Stored entries:
_ _ _ _

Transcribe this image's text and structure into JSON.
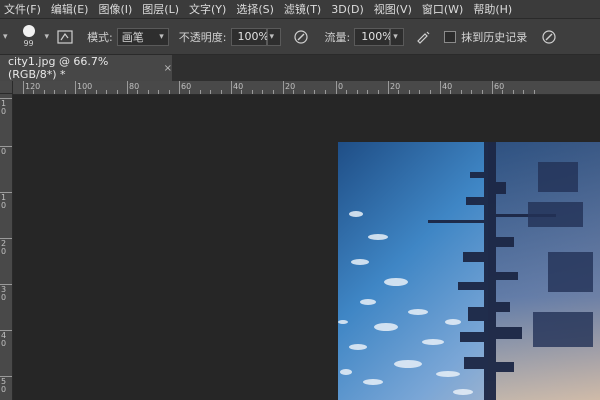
{
  "menubar": {
    "items": [
      "文件(F)",
      "编辑(E)",
      "图像(I)",
      "图层(L)",
      "文字(Y)",
      "选择(S)",
      "滤镜(T)",
      "3D(D)",
      "视图(V)",
      "窗口(W)",
      "帮助(H)"
    ]
  },
  "options": {
    "brush_size": "99",
    "mode_label": "模式:",
    "mode_value": "画笔",
    "opacity_label": "不透明度:",
    "opacity_value": "100%",
    "flow_label": "流量:",
    "flow_value": "100%",
    "history_label": "抹到历史记录"
  },
  "document_tab": {
    "title": "city1.jpg @ 66.7%(RGB/8*) *",
    "close": "×"
  },
  "ruler": {
    "top_labels": [
      "120",
      "100",
      "80",
      "60",
      "40",
      "20",
      "0",
      "20",
      "40",
      "60"
    ],
    "left_labels": [
      "1\n0",
      "0",
      "1\n0",
      "2\n0",
      "3\n0",
      "4\n0",
      "5\n0"
    ]
  },
  "colors": {
    "menubar_bg": "#3b3b3b",
    "optbar_bg": "#3e3e3e",
    "canvas_bg": "#262626"
  }
}
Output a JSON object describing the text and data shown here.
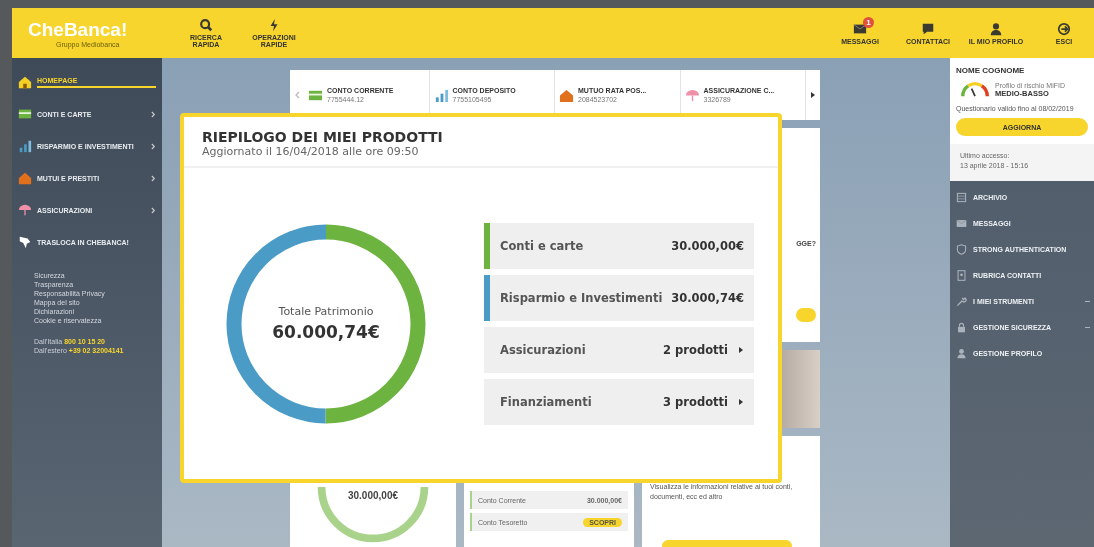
{
  "header": {
    "logo": "CheBanca!",
    "logo_tagline": "Gruppo Mediobanca",
    "left_actions": [
      {
        "kind": "search",
        "label": "RICERCA RAPIDA"
      },
      {
        "kind": "dollar",
        "label": "OPERAZIONI RAPIDE"
      }
    ],
    "right_actions": [
      {
        "kind": "mail",
        "label": "MESSAGGI",
        "badge": "1"
      },
      {
        "kind": "chat",
        "label": "CONTATTACI"
      },
      {
        "kind": "user",
        "label": "IL MIO PROFILO"
      },
      {
        "kind": "exit",
        "label": "ESCI"
      }
    ]
  },
  "sidebar": {
    "items": [
      {
        "kind": "home",
        "label": "HOMEPAGE",
        "selected": true,
        "expandable": false
      },
      {
        "kind": "card",
        "label": "CONTI E CARTE",
        "selected": false,
        "expandable": true
      },
      {
        "kind": "bars",
        "label": "RISPARMIO E INVESTIMENTI",
        "selected": false,
        "expandable": true
      },
      {
        "kind": "house",
        "label": "MUTUI E PRESTITI",
        "selected": false,
        "expandable": true
      },
      {
        "kind": "umbrella",
        "label": "ASSICURAZIONI",
        "selected": false,
        "expandable": true
      },
      {
        "kind": "flag",
        "label": "TRASLOCA IN CHEBANCA!",
        "selected": false,
        "expandable": false
      }
    ],
    "links": [
      "Sicurezza",
      "Trasparenza",
      "Responsabilità Privacy",
      "Mappa del sito",
      "Dichiarazioni",
      "Cookie e riservatezza"
    ],
    "phones": [
      {
        "label": "Dall'Italia",
        "number": "800 10 15 20"
      },
      {
        "label": "Dall'estero",
        "number": "+39 02 32004141"
      }
    ]
  },
  "product_strip": [
    {
      "kind": "card",
      "title": "CONTO CORRENTE",
      "number": "7755444.12"
    },
    {
      "kind": "bars",
      "title": "CONTO DEPOSITO",
      "number": "7755105495"
    },
    {
      "kind": "house",
      "title": "MUTUO RATA POS...",
      "number": "2084523702"
    },
    {
      "kind": "umbrella",
      "title": "ASSICURAZIONE C...",
      "number": "3326789"
    }
  ],
  "background_cards": {
    "donut_amount": "30.000,00€",
    "rows": [
      {
        "label": "Conto Corrente",
        "value": "30.000,00€"
      },
      {
        "label": "Conto Tesoretto",
        "value": "SCOPRI"
      }
    ],
    "question": "GGE?",
    "info_text": "Visualizza le informazioni relative ai tuoi conti, documenti, ecc ed altro"
  },
  "modal": {
    "title": "RIEPILOGO DEI MIEI PRODOTTI",
    "subtitle": "Aggiornato il 16/04/2018 alle ore 09:50",
    "total_label": "Totale Patrimonio",
    "total_value": "60.000,74€",
    "rows": [
      {
        "kind": "amount",
        "label": "Conti e carte",
        "value": "30.000,00€",
        "color": "#6db33f"
      },
      {
        "kind": "amount",
        "label": "Risparmio e Investimenti",
        "value": "30.000,74€",
        "color": "#4a9cc7"
      },
      {
        "kind": "link",
        "label": "Assicurazioni",
        "value": "2 prodotti"
      },
      {
        "kind": "link",
        "label": "Finanziamenti",
        "value": "3 prodotti"
      }
    ]
  },
  "profile": {
    "name": "NOME COGNOME",
    "risk_label": "Profilo di rischio MiFID",
    "risk_value": "MEDIO-BASSO",
    "validity": "Questionario valido fino al 08/02/2019",
    "button": "AGGIORNA",
    "last_access_label": "Ultimo accesso:",
    "last_access": "13 aprile 2018 - 15:16",
    "menu": [
      {
        "kind": "archive",
        "label": "ARCHIVIO",
        "expandable": false
      },
      {
        "kind": "mail",
        "label": "MESSAGGI",
        "expandable": false
      },
      {
        "kind": "shield",
        "label": "STRONG AUTHENTICATION",
        "expandable": false
      },
      {
        "kind": "book",
        "label": "RUBRICA CONTATTI",
        "expandable": false
      },
      {
        "kind": "wrench",
        "label": "I MIEI STRUMENTI",
        "expandable": true
      },
      {
        "kind": "lock",
        "label": "GESTIONE SICUREZZA",
        "expandable": true
      },
      {
        "kind": "user",
        "label": "GESTIONE PROFILO",
        "expandable": false
      }
    ]
  }
}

_ _ _ _

Given instruction — Leave out all images, then reproduce the entries above exactly.

Result —
Transcribe this image's text and structure into JSON.
{
  "menubar": {
    "items": [
      "文件(F)",
      "编辑(E)",
      "图像(I)",
      "图层(L)",
      "文字(Y)",
      "选择(S)",
      "滤镜(T)",
      "3D(D)",
      "视图(V)",
      "窗口(W)",
      "帮助(H)"
    ]
  },
  "options": {
    "brush_size": "99",
    "mode_label": "模式:",
    "mode_value": "画笔",
    "opacity_label": "不透明度:",
    "opacity_value": "100%",
    "flow_label": "流量:",
    "flow_value": "100%",
    "history_label": "抹到历史记录"
  },
  "document_tab": {
    "title": "city1.jpg @ 66.7%(RGB/8*) *",
    "close": "×"
  },
  "ruler": {
    "top_labels": [
      "120",
      "100",
      "80",
      "60",
      "40",
      "20",
      "0",
      "20",
      "40",
      "60"
    ],
    "left_labels": [
      "1\n0",
      "0",
      "1\n0",
      "2\n0",
      "3\n0",
      "4\n0",
      "5\n0"
    ]
  },
  "colors": {
    "menubar_bg": "#3b3b3b",
    "optbar_bg": "#3e3e3e",
    "canvas_bg": "#262626"
  }
}
Output a JSON object describing the text and data shown here.
{
  "header": {
    "logo": "CheBanca!",
    "logo_tagline": "Gruppo Mediobanca",
    "left_actions": [
      {
        "kind": "search",
        "label": "RICERCA RAPIDA"
      },
      {
        "kind": "dollar",
        "label": "OPERAZIONI RAPIDE"
      }
    ],
    "right_actions": [
      {
        "kind": "mail",
        "label": "MESSAGGI",
        "badge": "1"
      },
      {
        "kind": "chat",
        "label": "CONTATTACI"
      },
      {
        "kind": "user",
        "label": "IL MIO PROFILO"
      },
      {
        "kind": "exit",
        "label": "ESCI"
      }
    ]
  },
  "sidebar": {
    "items": [
      {
        "kind": "home",
        "label": "HOMEPAGE",
        "selected": true,
        "expandable": false
      },
      {
        "kind": "card",
        "label": "CONTI E CARTE",
        "selected": false,
        "expandable": true
      },
      {
        "kind": "bars",
        "label": "RISPARMIO E INVESTIMENTI",
        "selected": false,
        "expandable": true
      },
      {
        "kind": "house",
        "label": "MUTUI E PRESTITI",
        "selected": false,
        "expandable": true
      },
      {
        "kind": "umbrella",
        "label": "ASSICURAZIONI",
        "selected": false,
        "expandable": true
      },
      {
        "kind": "flag",
        "label": "TRASLOCA IN CHEBANCA!",
        "selected": false,
        "expandable": false
      }
    ],
    "links": [
      "Sicurezza",
      "Trasparenza",
      "Responsabilità Privacy",
      "Mappa del sito",
      "Dichiarazioni",
      "Cookie e riservatezza"
    ],
    "phones": [
      {
        "label": "Dall'Italia",
        "number": "800 10 15 20"
      },
      {
        "label": "Dall'estero",
        "number": "+39 02 32004141"
      }
    ]
  },
  "product_strip": [
    {
      "kind": "card",
      "title": "CONTO CORRENTE",
      "number": "7755444.12"
    },
    {
      "kind": "bars",
      "title": "CONTO DEPOSITO",
      "number": "7755105495"
    },
    {
      "kind": "house",
      "title": "MUTUO RATA POS...",
      "number": "2084523702"
    },
    {
      "kind": "umbrella",
      "title": "ASSICURAZIONE C...",
      "number": "3326789"
    }
  ],
  "background_cards": {
    "donut_amount": "30.000,00€",
    "rows": [
      {
        "label": "Conto Corrente",
        "value": "30.000,00€"
      },
      {
        "label": "Conto Tesoretto",
        "value": "SCOPRI"
      }
    ],
    "question": "GGE?",
    "info_text": "Visualizza le informazioni relative ai tuoi conti, documenti, ecc ed altro"
  },
  "modal": {
    "title": "RIEPILOGO DEI MIEI PRODOTTI",
    "subtitle": "Aggiornato il 16/04/2018 alle ore 09:50",
    "total_label": "Totale Patrimonio",
    "total_value": "60.000,74€",
    "rows": [
      {
        "kind": "amount",
        "label": "Conti e carte",
        "value": "30.000,00€",
        "color": "#6db33f"
      },
      {
        "kind": "amount",
        "label": "Risparmio e Investimenti",
        "value": "30.000,74€",
        "color": "#4a9cc7"
      },
      {
        "kind": "link",
        "label": "Assicurazioni",
        "value": "2 prodotti"
      },
      {
        "kind": "link",
        "label": "Finanziamenti",
        "value": "3 prodotti"
      }
    ]
  },
  "profile": {
    "name": "NOME COGNOME",
    "risk_label": "Profilo di rischio MiFID",
    "risk_value": "MEDIO-BASSO",
    "validity": "Questionario valido fino al 08/02/2019",
    "button": "AGGIORNA",
    "last_access_label": "Ultimo accesso:",
    "last_access": "13 aprile 2018 - 15:16",
    "menu": [
      {
        "kind": "archive",
        "label": "ARCHIVIO",
        "expandable": false
      },
      {
        "kind": "mail",
        "label": "MESSAGGI",
        "expandable": false
      },
      {
        "kind": "shield",
        "label": "STRONG AUTHENTICATION",
        "expandable": false
      },
      {
        "kind": "book",
        "label": "RUBRICA CONTATTI",
        "expandable": false
      },
      {
        "kind": "wrench",
        "label": "I MIEI STRUMENTI",
        "expandable": true
      },
      {
        "kind": "lock",
        "label": "GESTIONE SICUREZZA",
        "expandable": true
      },
      {
        "kind": "user",
        "label": "GESTIONE PROFILO",
        "expandable": false
      }
    ]
  }
}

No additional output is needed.